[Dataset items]
____________

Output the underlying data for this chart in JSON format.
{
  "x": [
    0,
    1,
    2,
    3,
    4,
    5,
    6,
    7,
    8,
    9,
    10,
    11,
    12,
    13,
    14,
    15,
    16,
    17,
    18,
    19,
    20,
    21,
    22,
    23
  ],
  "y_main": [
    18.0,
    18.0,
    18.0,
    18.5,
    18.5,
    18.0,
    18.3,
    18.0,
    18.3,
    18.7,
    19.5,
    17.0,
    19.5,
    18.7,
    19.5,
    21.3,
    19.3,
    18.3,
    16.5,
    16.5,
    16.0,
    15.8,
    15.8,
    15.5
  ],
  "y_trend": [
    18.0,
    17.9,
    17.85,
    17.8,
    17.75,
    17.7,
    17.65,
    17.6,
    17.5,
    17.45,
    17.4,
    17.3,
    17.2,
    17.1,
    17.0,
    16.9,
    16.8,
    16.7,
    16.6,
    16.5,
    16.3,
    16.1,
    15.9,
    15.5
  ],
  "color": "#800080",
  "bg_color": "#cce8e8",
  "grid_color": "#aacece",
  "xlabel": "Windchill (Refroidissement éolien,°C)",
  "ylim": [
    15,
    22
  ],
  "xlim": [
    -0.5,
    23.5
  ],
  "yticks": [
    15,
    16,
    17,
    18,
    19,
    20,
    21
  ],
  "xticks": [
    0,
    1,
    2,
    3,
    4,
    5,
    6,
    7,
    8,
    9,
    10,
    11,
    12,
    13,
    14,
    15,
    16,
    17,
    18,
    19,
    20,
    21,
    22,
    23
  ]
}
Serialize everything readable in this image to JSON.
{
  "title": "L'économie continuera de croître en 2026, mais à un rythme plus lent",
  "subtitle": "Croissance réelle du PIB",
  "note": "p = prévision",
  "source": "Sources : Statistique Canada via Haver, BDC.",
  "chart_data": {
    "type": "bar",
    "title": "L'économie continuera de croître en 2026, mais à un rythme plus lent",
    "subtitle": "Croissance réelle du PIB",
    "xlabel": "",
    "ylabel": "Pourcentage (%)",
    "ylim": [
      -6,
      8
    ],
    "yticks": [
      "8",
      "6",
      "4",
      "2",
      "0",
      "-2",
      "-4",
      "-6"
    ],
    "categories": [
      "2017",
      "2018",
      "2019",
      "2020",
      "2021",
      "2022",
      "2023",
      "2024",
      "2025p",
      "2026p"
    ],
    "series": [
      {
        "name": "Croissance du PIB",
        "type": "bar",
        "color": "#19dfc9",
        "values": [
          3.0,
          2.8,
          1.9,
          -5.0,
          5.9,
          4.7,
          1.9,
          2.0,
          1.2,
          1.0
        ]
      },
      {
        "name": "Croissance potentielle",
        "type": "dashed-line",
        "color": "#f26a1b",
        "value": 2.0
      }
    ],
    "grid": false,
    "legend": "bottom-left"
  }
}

____________

> _What is being asked_: Filter the data for the string "mais" and copy every line that has it.

> _Solution_:
  "title": "L'économie continuera de croître en 2026, mais à un rythme plus lent",
    "title": "L'économie continuera de croître en 2026, mais à un rythme plus lent",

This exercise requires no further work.